(TO DO)
How many lines in the records below contain the word "color"? Answer with the number alone.

** begin GIVEN DATA **

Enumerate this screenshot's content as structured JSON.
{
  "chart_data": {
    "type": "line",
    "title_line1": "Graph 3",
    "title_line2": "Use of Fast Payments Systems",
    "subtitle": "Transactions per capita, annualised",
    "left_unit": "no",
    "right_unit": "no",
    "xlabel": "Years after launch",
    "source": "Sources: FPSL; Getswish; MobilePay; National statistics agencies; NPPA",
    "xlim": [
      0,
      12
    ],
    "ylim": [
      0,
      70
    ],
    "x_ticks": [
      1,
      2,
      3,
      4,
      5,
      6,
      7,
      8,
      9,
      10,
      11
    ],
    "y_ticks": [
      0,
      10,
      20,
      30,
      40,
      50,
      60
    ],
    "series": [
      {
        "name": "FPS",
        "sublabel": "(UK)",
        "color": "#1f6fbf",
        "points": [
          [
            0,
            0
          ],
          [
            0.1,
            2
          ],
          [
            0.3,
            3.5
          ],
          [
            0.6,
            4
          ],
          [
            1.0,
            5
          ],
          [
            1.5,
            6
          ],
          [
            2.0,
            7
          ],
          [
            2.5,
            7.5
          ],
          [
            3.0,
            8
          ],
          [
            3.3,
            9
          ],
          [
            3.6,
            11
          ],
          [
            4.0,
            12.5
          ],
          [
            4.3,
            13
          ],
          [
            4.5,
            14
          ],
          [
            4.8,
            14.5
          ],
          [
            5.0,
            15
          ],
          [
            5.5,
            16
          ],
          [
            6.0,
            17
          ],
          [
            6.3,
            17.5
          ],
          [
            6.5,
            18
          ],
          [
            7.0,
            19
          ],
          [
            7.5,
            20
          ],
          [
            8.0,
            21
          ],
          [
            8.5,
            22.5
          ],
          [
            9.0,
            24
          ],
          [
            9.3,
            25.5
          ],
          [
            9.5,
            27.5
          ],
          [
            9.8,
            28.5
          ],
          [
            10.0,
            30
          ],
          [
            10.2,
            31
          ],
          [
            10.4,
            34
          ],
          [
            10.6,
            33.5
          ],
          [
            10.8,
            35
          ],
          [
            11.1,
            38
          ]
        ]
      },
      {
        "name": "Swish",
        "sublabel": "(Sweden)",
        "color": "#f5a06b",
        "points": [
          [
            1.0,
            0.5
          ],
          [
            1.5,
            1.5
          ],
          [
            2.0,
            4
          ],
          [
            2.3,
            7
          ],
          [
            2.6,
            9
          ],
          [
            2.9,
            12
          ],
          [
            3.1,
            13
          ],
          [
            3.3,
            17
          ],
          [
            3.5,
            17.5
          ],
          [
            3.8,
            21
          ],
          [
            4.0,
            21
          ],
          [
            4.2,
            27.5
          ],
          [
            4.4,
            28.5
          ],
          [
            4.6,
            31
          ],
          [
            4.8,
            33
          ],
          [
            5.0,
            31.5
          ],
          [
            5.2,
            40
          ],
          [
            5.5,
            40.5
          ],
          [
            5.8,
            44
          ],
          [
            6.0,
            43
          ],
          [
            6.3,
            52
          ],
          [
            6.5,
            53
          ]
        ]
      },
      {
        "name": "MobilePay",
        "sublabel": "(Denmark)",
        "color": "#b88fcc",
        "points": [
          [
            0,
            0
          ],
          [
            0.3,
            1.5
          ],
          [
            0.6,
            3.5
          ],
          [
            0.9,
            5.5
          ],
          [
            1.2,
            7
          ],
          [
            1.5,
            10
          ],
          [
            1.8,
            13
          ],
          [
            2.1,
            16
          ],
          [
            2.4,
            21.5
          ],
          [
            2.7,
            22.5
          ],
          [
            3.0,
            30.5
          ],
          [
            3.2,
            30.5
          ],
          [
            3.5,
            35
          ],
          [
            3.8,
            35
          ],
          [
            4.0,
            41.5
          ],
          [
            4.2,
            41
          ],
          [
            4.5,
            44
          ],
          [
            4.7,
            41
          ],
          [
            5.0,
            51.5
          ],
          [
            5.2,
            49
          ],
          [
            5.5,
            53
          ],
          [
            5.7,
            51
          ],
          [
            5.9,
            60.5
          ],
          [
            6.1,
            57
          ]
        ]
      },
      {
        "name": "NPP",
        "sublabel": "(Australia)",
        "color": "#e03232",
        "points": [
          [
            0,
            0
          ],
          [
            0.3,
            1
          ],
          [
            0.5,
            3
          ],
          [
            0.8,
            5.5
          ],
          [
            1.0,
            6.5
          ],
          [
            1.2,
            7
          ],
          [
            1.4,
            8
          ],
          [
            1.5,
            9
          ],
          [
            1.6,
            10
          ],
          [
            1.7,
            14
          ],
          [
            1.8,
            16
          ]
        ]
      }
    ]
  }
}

** end GIVEN DATA **

(PROBLEM SOLUTION)
4